▶ [Problem to work on] Gather each line in the entries that includes the string "value".

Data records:

_ _ _

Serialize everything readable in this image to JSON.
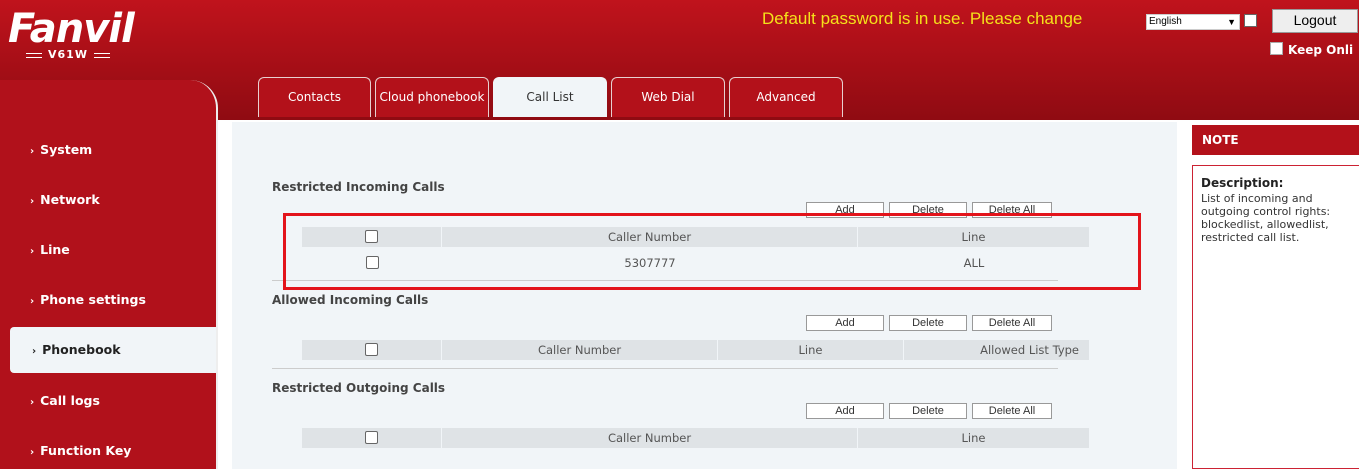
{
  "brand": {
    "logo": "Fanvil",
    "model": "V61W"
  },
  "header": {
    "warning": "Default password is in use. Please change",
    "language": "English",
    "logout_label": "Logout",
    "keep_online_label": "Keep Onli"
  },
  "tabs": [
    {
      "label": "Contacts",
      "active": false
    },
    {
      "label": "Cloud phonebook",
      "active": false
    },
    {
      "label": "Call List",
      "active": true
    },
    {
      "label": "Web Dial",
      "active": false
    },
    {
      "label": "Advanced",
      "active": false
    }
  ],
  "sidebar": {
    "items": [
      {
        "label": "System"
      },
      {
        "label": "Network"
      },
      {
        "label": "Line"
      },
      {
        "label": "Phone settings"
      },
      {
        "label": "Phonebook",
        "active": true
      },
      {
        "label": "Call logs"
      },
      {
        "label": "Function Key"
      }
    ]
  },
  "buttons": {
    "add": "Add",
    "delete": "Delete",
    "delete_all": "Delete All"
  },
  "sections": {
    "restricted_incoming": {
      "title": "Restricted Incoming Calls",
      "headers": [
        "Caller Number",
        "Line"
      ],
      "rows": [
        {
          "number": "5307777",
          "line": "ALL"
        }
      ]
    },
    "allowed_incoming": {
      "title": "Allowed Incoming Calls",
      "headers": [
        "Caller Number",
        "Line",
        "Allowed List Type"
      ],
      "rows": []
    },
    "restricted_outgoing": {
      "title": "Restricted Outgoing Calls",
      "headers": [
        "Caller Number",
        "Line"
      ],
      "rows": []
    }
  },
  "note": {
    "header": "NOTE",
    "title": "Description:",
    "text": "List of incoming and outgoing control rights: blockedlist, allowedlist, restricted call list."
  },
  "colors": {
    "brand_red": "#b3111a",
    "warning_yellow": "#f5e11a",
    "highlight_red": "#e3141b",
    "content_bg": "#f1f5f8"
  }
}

_ _ _

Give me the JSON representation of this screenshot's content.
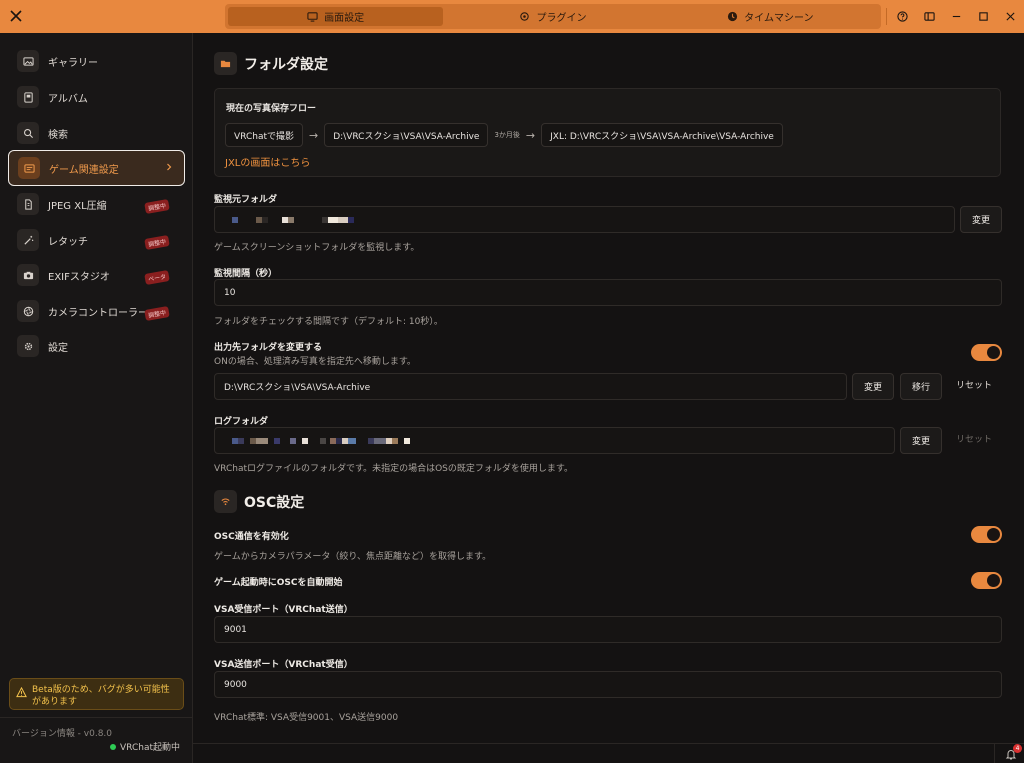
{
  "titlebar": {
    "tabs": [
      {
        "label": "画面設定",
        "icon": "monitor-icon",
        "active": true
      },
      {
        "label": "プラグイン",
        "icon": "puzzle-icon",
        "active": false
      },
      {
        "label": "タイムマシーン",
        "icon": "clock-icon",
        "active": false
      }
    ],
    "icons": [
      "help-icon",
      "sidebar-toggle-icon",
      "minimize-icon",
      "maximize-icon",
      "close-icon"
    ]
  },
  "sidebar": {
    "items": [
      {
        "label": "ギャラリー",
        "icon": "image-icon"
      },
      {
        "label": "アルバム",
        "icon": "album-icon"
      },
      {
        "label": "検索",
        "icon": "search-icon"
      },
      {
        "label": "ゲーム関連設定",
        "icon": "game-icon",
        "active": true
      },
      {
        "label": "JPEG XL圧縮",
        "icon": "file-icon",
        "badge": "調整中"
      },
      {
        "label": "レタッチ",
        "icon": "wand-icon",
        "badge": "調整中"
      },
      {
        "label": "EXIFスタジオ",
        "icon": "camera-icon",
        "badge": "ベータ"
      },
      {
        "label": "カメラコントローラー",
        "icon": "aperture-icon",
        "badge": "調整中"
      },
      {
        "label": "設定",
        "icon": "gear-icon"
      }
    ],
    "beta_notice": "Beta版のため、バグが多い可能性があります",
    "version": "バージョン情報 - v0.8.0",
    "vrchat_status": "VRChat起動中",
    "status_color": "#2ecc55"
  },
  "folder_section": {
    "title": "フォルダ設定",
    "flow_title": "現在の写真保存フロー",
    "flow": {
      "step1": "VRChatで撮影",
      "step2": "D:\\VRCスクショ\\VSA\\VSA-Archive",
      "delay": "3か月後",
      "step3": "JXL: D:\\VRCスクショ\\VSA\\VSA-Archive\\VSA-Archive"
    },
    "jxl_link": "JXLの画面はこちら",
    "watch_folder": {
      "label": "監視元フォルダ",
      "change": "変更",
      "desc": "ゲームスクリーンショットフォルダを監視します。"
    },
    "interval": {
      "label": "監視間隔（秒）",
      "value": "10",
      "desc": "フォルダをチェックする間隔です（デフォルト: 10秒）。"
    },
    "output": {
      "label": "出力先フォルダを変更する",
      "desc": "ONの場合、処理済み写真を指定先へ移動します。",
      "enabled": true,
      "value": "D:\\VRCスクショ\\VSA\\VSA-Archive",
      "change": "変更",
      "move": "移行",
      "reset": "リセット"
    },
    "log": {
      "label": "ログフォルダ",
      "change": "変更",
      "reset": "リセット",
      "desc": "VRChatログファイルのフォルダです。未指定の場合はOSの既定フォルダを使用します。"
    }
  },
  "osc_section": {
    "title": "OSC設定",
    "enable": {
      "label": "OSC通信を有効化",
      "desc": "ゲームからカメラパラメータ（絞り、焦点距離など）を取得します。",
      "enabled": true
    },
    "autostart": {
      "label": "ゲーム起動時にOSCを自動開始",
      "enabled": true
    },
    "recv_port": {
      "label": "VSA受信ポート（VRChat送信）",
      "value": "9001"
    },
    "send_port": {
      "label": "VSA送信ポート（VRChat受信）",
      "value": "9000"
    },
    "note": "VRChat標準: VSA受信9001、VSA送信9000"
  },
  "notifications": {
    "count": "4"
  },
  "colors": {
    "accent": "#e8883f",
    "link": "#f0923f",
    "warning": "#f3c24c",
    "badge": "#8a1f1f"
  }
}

_ _ _

▶ [Completed task]
      "value": "10",
      "value": "D:\\VRCスクショ\\VSA\\VSA-Archive",
      "value": "9001"
      "value": "9000"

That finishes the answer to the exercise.